[Stored entries]
## begin
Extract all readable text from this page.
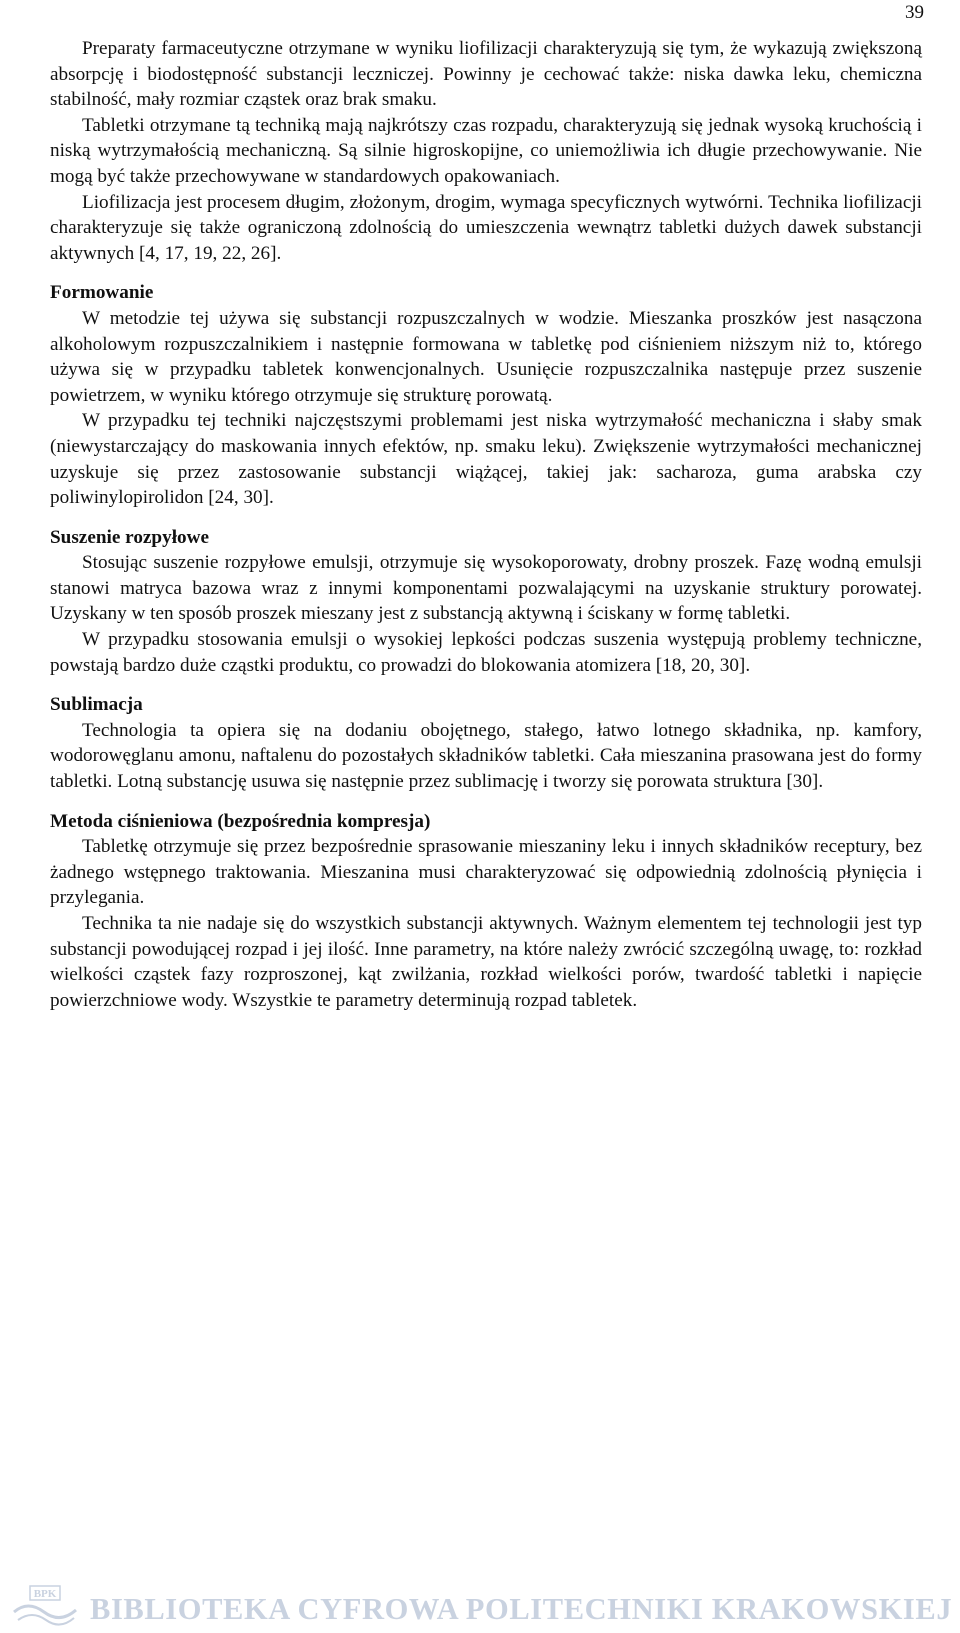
39

Preparaty farmaceutyczne otrzymane w wyniku liofilizacji charakteryzują się tym, że wykazują zwiększoną absorpcję i biodostępność substancji leczniczej. Powinny je cechować także: niska dawka leku, chemiczna stabilność, mały rozmiar cząstek oraz brak smaku.

Tabletki otrzymane tą techniką mają najkrótszy czas rozpadu, charakteryzują się jednak wysoką kruchością i niską wytrzymałością mechaniczną. Są silnie higroskopijne, co uniemożliwia ich długie przechowywanie. Nie mogą być także przechowywane w standardowych opakowaniach.

Liofilizacja jest procesem długim, złożonym, drogim, wymaga specyficznych wytwórni. Technika liofilizacji charakteryzuje się także ograniczoną zdolnością do umieszczenia wewnątrz tabletki dużych dawek substancji aktywnych [4, 17, 19, 22, 26].

Formowanie

W metodzie tej używa się substancji rozpuszczalnych w wodzie. Mieszanka proszków jest nasączona alkoholowym rozpuszczalnikiem i następnie formowana w tabletkę pod ciśnieniem niższym niż to, którego używa się w przypadku tabletek konwencjonalnych. Usunięcie rozpuszczalnika następuje przez suszenie powietrzem, w wyniku którego otrzymuje się strukturę porowatą.

W przypadku tej techniki najczęstszymi problemami jest niska wytrzymałość mechaniczna i słaby smak (niewystarczający do maskowania innych efektów, np. smaku leku). Zwiększenie wytrzymałości mechanicznej uzyskuje się przez zastosowanie substancji wiążącej, takiej jak: sacharoza, guma arabska czy poliwinylopirolidon [24, 30].

Suszenie rozpyłowe

Stosując suszenie rozpyłowe emulsji, otrzymuje się wysokoporowaty, drobny proszek. Fazę wodną emulsji stanowi matryca bazowa wraz z innymi komponentami pozwalającymi na uzyskanie struktury porowatej. Uzyskany w ten sposób proszek mieszany jest z substancją aktywną i ściskany w formę tabletki.

W przypadku stosowania emulsji o wysokiej lepkości podczas suszenia występują problemy techniczne, powstają bardzo duże cząstki produktu, co prowadzi do blokowania atomizera [18, 20, 30].

Sublimacja

Technologia ta opiera się na dodaniu obojętnego, stałego, łatwo lotnego składnika, np. kamfory, wodorowęglanu amonu, naftalenu do pozostałych składników tabletki. Cała mieszanina prasowana jest do formy tabletki. Lotną substancję usuwa się następnie przez sublimację i tworzy się porowata struktura [30].

Metoda ciśnieniowa (bezpośrednia kompresja)

Tabletkę otrzymuje się przez bezpośrednie sprasowanie mieszaniny leku i innych składników receptury, bez żadnego wstępnego traktowania. Mieszanina musi charakteryzować się odpowiednią zdolnością płynięcia i przylegania.

Technika ta nie nadaje się do wszystkich substancji aktywnych. Ważnym elementem tej technologii jest typ substancji powodującej rozpad i jej ilość. Inne parametry, na które należy zwrócić szczególną uwagę, to: rozkład wielkości cząstek fazy rozproszonej, kąt zwilżania, rozkład wielkości porów, twardość tabletki i napięcie powierzchniowe wody. Wszystkie te parametry determinują rozpad tabletek.

BPK BIBLIOTEKA CYFROWA POLITECHNIKI KRAKOWSKIEJ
## end
■ GOAL
Pull out every line of the records above that contains the word "rozpyłowe".

■ WRITTEN ANSWER
Suszenie rozpyłowe
Stosując suszenie rozpyłowe emulsji, otrzymuje się wysokoporowaty, drobny proszek. Fazę wodną emulsji stanowi matryca bazowa wraz z innymi komponentami pozwalającymi na uzyskanie struktury porowatej. Uzyskany w ten sposób proszek mieszany jest z substancją aktywną i ściskany w formę tabletki.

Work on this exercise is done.